» **Collection entries**

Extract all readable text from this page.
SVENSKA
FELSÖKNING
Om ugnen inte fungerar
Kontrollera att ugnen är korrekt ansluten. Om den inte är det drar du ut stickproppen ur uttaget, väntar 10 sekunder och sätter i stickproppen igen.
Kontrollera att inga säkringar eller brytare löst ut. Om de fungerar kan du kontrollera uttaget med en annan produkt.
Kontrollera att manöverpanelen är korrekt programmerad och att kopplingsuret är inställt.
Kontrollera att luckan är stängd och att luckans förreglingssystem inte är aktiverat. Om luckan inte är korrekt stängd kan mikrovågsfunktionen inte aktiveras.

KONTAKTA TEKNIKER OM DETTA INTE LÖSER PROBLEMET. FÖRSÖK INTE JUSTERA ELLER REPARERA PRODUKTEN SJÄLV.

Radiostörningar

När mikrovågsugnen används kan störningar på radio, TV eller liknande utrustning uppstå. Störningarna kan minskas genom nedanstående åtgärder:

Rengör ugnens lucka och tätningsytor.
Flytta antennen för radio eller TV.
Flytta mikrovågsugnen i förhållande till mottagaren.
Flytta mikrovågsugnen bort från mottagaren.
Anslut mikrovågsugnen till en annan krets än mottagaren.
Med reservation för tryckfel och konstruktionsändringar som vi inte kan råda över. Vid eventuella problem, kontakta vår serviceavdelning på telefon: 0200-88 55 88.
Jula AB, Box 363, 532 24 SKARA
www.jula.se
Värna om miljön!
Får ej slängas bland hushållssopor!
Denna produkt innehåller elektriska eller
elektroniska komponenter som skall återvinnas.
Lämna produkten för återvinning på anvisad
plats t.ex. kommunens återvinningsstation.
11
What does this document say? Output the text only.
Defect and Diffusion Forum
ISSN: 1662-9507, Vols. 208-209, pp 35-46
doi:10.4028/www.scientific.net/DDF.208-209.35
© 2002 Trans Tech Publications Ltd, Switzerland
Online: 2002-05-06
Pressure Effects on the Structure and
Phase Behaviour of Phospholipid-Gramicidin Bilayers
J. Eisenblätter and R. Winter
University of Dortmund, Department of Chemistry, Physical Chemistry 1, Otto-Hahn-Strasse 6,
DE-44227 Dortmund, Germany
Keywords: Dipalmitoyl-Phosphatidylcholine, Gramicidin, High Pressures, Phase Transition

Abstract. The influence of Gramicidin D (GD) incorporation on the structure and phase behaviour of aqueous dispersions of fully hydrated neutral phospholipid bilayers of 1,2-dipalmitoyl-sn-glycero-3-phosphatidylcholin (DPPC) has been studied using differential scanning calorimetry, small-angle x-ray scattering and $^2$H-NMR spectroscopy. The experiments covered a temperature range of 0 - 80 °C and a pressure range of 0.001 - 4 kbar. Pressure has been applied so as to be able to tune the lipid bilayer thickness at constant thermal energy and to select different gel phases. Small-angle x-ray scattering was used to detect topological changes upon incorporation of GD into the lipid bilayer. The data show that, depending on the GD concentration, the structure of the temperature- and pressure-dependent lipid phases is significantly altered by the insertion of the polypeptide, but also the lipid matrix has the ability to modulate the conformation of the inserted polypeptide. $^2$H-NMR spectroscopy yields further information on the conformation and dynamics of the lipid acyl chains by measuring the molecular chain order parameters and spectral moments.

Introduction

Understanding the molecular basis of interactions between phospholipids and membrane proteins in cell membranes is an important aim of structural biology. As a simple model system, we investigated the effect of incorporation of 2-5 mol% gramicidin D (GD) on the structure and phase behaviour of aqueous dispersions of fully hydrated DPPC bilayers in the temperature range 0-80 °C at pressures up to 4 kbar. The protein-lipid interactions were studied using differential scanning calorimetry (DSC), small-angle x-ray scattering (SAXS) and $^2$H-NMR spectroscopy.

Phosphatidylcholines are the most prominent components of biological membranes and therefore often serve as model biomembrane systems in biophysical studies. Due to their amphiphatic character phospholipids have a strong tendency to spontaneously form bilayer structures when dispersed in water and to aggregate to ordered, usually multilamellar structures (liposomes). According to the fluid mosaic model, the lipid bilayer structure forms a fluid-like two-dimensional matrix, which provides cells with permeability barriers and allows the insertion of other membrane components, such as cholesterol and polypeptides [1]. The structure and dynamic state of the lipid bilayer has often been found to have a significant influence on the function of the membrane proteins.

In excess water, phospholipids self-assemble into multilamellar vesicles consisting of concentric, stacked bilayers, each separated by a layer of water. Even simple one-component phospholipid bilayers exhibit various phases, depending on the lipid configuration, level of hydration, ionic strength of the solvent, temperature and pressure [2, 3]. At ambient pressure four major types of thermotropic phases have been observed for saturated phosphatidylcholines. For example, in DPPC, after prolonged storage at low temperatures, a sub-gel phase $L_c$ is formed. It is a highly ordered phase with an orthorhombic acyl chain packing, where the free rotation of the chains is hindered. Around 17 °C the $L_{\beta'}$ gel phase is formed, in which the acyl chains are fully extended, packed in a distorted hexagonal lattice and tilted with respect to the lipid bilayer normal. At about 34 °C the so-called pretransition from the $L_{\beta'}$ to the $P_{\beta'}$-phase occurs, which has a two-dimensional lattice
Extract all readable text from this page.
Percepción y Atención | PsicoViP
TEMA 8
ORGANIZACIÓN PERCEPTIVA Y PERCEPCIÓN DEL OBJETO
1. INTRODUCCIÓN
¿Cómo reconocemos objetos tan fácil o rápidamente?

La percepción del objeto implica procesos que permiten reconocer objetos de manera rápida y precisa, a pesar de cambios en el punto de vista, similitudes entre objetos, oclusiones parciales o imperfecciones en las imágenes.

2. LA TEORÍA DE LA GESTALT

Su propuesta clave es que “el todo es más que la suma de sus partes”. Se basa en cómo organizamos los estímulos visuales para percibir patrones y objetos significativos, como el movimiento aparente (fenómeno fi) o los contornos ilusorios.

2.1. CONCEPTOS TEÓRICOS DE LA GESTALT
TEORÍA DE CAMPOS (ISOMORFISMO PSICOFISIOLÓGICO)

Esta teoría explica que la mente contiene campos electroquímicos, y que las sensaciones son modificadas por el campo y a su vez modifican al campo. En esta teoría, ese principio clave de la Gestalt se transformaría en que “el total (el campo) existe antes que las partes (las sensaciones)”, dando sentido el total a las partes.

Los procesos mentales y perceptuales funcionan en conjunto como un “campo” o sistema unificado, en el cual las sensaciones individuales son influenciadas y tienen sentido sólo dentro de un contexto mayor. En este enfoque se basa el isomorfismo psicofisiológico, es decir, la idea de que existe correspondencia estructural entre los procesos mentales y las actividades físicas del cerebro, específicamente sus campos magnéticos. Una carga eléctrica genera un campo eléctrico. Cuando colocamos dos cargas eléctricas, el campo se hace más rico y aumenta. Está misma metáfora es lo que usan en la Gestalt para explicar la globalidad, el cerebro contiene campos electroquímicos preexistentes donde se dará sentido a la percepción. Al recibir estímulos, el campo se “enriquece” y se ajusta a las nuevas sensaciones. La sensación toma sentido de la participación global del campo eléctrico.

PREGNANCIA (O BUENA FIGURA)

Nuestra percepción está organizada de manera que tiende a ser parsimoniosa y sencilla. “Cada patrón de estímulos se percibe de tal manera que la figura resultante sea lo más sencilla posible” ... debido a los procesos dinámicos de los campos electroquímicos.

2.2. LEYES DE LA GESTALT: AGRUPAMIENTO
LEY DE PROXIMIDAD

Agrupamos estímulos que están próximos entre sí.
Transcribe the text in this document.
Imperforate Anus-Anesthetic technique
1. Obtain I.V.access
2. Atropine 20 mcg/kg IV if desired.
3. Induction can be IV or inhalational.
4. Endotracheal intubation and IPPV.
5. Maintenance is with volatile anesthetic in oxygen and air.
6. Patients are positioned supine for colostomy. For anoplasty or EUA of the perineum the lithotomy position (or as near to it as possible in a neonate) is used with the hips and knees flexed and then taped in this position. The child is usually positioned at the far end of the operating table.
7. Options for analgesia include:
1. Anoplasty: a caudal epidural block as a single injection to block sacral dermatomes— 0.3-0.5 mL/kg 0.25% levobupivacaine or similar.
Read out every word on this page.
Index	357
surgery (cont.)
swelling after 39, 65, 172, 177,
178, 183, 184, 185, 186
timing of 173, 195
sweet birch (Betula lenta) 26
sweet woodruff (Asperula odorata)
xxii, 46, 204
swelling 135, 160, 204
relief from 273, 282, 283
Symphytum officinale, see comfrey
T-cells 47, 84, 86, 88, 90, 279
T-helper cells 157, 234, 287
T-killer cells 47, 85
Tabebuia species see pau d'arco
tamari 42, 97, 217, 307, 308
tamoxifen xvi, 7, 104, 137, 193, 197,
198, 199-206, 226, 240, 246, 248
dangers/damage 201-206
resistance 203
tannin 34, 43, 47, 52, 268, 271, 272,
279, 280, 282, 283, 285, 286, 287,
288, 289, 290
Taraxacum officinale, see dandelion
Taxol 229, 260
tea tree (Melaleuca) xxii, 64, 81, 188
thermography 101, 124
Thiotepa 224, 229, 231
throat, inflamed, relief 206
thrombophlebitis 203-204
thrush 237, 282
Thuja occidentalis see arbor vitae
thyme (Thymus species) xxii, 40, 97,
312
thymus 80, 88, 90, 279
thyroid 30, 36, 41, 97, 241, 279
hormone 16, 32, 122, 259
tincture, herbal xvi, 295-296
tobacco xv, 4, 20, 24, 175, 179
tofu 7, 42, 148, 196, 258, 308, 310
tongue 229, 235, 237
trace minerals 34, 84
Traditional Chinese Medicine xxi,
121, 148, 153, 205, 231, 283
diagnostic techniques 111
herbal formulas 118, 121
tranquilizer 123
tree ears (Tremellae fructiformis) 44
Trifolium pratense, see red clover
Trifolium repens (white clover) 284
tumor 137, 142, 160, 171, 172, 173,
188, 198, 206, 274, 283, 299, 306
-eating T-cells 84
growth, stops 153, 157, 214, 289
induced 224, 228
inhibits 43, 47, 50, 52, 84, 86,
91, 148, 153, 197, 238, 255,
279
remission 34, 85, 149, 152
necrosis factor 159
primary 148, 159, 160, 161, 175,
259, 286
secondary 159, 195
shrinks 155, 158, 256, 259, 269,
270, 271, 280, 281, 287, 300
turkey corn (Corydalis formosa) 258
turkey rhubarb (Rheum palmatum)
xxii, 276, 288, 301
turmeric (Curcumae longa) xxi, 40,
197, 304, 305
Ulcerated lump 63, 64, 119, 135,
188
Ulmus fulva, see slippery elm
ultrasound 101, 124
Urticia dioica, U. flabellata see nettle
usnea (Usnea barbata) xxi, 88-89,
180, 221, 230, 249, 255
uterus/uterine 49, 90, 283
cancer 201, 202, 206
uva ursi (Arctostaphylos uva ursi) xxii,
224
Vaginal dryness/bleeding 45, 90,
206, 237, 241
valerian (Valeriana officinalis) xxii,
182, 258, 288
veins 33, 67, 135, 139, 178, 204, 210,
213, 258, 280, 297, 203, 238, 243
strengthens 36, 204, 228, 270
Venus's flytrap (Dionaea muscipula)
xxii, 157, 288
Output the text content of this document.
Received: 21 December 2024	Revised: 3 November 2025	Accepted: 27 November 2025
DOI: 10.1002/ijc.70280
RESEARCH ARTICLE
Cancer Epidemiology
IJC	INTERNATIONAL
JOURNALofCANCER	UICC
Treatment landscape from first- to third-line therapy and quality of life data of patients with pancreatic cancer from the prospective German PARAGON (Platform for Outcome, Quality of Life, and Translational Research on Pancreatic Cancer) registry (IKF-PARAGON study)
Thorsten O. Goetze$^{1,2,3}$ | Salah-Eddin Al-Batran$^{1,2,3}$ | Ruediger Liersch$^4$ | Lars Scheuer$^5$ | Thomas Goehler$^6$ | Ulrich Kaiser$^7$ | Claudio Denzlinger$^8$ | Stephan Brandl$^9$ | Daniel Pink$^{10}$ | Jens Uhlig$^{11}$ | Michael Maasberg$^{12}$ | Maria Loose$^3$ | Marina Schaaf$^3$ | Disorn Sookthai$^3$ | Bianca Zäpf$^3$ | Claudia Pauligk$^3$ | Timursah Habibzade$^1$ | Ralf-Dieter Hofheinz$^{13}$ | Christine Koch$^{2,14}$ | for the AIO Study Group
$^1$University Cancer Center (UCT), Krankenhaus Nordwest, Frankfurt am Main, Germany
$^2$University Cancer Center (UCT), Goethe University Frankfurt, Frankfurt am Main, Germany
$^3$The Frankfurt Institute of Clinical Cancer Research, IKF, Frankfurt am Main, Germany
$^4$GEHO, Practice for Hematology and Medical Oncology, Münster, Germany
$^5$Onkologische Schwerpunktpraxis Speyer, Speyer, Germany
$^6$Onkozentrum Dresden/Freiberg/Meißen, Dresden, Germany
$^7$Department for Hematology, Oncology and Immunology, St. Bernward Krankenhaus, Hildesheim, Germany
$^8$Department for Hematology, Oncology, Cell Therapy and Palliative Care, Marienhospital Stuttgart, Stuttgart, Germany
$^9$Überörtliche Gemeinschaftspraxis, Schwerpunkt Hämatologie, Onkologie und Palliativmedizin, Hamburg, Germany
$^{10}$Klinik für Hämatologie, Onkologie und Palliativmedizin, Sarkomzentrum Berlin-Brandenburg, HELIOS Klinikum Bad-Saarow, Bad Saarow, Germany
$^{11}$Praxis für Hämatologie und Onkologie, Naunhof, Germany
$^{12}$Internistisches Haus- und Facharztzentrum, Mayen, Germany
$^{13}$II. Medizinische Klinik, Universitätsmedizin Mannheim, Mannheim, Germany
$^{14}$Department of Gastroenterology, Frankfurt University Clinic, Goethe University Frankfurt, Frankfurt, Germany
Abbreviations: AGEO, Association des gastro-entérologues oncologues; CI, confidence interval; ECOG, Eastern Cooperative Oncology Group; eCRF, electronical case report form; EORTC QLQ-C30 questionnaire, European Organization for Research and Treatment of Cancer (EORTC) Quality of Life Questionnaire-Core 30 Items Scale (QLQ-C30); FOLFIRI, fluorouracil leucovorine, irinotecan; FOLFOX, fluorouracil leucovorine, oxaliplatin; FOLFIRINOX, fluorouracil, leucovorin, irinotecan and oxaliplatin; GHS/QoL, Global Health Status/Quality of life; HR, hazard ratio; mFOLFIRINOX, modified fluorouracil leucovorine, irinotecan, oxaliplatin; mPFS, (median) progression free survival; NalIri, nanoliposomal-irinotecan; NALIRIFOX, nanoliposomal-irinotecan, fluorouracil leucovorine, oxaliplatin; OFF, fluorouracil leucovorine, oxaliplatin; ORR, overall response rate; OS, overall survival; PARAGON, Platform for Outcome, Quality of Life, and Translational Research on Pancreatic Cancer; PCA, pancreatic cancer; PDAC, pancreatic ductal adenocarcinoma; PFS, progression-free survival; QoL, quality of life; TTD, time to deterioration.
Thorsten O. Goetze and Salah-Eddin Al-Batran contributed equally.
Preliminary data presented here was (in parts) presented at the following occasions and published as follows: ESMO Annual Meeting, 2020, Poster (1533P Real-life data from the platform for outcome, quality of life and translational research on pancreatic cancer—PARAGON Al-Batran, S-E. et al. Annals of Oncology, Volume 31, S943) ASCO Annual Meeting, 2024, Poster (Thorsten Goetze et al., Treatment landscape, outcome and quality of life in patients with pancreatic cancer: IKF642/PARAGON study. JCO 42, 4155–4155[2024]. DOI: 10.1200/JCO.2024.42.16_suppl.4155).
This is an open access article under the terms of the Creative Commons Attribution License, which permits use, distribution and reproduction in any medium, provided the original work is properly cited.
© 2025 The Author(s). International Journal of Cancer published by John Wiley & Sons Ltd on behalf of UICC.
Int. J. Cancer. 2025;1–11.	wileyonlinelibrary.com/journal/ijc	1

» **DIRECTIONS FOR THIS TASK**
In the records above, find the lines holding "mottagaren". Copy each one.

» **THE COMPLETED TASK**
Flytta mikrovågsugnen i förhållande till mottagaren.
Flytta mikrovågsugnen bort från mottagaren.
Anslut mikrovågsugnen till en annan krets än mottagaren.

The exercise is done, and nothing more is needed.